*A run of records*
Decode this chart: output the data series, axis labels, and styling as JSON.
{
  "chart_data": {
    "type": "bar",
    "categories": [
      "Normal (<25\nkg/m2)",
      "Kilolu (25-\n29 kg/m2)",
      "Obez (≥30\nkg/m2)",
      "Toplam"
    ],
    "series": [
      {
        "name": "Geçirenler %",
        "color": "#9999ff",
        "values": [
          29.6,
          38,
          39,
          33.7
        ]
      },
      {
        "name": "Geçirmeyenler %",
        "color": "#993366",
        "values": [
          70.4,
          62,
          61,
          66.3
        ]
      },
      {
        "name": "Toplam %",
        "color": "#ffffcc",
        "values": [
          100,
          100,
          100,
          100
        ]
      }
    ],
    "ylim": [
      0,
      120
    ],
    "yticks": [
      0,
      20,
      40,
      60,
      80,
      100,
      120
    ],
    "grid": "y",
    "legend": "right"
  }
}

--

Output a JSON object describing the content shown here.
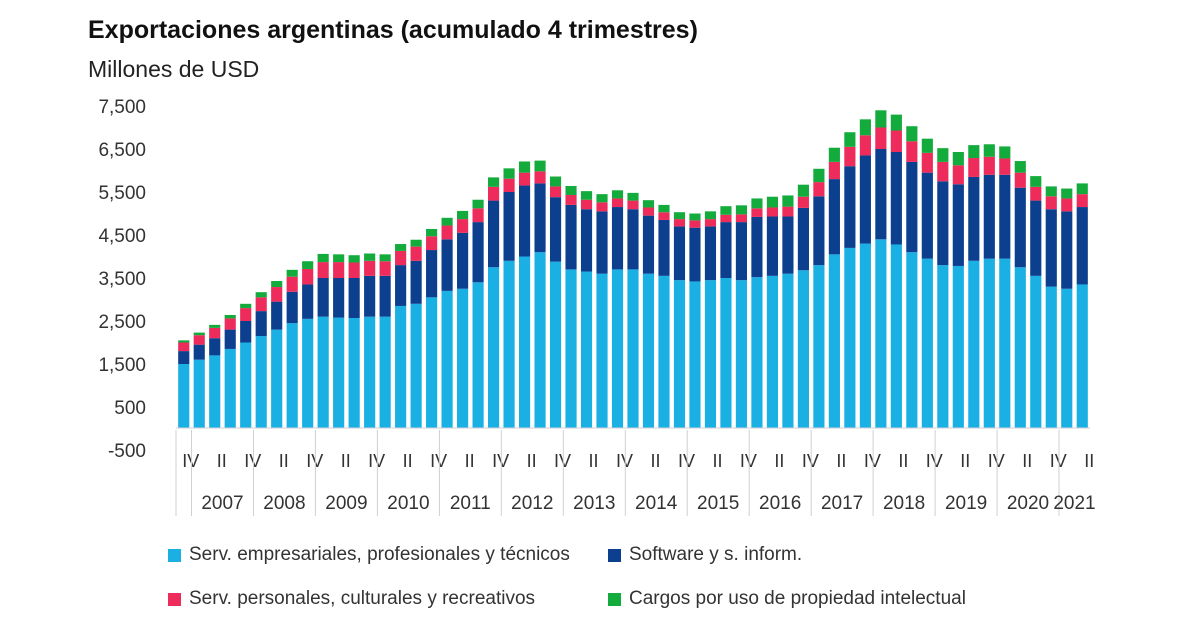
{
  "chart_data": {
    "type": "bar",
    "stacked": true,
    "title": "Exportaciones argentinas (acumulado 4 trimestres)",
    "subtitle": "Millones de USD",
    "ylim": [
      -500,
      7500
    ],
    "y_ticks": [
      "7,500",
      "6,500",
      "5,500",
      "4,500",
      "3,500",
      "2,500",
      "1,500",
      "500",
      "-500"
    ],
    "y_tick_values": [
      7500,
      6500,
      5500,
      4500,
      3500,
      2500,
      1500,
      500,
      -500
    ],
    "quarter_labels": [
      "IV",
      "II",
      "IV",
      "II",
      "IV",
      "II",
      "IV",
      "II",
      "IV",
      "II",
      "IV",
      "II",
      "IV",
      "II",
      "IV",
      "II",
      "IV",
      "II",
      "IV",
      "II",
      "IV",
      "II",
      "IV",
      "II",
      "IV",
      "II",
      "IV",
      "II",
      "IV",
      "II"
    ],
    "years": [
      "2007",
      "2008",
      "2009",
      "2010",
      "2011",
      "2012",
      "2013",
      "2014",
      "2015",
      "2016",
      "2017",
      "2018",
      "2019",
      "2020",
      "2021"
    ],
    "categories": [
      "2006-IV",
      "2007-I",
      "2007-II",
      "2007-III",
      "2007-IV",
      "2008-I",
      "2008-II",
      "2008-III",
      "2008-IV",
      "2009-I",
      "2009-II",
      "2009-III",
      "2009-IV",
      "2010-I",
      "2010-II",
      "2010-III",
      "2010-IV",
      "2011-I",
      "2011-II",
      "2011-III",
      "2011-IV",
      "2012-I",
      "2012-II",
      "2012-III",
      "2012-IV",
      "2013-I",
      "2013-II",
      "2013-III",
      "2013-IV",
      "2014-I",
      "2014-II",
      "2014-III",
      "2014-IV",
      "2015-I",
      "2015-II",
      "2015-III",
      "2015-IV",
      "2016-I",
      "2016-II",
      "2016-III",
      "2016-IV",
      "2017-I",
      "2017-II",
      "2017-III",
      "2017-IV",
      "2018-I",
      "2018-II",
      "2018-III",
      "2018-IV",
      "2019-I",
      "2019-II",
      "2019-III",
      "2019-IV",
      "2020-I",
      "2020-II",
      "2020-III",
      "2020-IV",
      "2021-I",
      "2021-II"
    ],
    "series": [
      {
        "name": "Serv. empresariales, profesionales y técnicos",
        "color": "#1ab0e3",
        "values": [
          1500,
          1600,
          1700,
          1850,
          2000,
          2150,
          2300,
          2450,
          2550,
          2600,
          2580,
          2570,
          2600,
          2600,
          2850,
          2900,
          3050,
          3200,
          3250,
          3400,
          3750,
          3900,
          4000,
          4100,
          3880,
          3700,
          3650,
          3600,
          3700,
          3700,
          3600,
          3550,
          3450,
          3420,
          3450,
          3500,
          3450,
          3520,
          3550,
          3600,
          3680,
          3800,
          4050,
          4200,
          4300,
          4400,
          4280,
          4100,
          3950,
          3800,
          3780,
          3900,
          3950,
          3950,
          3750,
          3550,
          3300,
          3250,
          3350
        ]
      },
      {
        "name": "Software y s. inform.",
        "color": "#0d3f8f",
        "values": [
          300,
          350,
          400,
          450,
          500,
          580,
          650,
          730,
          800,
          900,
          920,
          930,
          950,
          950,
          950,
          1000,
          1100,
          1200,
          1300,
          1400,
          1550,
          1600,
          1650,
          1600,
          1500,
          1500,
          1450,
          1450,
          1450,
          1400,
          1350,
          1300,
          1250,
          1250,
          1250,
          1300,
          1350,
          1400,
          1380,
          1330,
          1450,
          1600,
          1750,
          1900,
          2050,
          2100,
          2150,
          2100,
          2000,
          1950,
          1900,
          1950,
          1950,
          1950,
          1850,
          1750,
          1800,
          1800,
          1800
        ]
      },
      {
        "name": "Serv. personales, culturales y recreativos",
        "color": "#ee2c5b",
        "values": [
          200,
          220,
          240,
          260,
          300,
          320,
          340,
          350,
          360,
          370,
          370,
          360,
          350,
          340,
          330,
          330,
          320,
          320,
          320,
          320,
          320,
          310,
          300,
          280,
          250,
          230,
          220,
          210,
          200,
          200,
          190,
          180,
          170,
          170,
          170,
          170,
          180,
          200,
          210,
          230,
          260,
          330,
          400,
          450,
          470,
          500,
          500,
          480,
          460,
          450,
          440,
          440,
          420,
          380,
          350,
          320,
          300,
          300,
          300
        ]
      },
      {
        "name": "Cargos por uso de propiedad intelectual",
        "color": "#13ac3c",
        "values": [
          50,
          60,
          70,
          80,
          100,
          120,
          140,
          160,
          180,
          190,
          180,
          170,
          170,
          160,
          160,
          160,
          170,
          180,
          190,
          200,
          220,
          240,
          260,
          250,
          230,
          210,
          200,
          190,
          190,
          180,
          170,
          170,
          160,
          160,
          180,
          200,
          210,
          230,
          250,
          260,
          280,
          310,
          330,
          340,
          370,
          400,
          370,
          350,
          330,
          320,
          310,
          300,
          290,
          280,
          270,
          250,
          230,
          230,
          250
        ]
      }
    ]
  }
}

*WHAT TO WORK ON*
Search the records for the string "JSON" and return every line in which it occurs.

*CORRECT RESPONSE*
Decode this chart: output the data series, axis labels, and styling as JSON.
Output a JSON object describing the content shown here.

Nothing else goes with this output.